# [DATASET RECORDS]
⁂

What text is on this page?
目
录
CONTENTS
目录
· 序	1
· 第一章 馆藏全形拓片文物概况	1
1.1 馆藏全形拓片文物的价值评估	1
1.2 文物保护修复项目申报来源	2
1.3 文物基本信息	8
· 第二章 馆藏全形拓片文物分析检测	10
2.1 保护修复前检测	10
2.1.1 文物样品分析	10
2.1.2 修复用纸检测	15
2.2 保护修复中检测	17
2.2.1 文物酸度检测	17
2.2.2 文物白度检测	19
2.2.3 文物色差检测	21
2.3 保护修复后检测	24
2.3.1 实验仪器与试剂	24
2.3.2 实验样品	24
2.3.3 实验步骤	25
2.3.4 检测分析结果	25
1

⁂

# [GIVEN PROBLEM]
Restate each record word for word.

# [TASK OUTPUT]
What text is on this page?
目
录
CONTENTS
目录
· 序	1
· 第一章 馆藏全形拓片文物概况	1
1.1 馆藏全形拓片文物的价值评估	1
1.2 文物保护修复项目申报来源	2
1.3 文物基本信息	8
· 第二章 馆藏全形拓片文物分析检测	10
2.1 保护修复前检测	10
2.1.1 文物样品分析	10
2.1.2 修复用纸检测	15
2.2 保护修复中检测	17
2.2.1 文物酸度检测	17
2.2.2 文物白度检测	19
2.2.3 文物色差检测	21
2.3 保护修复后检测	24
2.3.1 实验仪器与试剂	24
2.3.2 实验样品	24
2.3.3 实验步骤	25
2.3.4 检测分析结果	25
1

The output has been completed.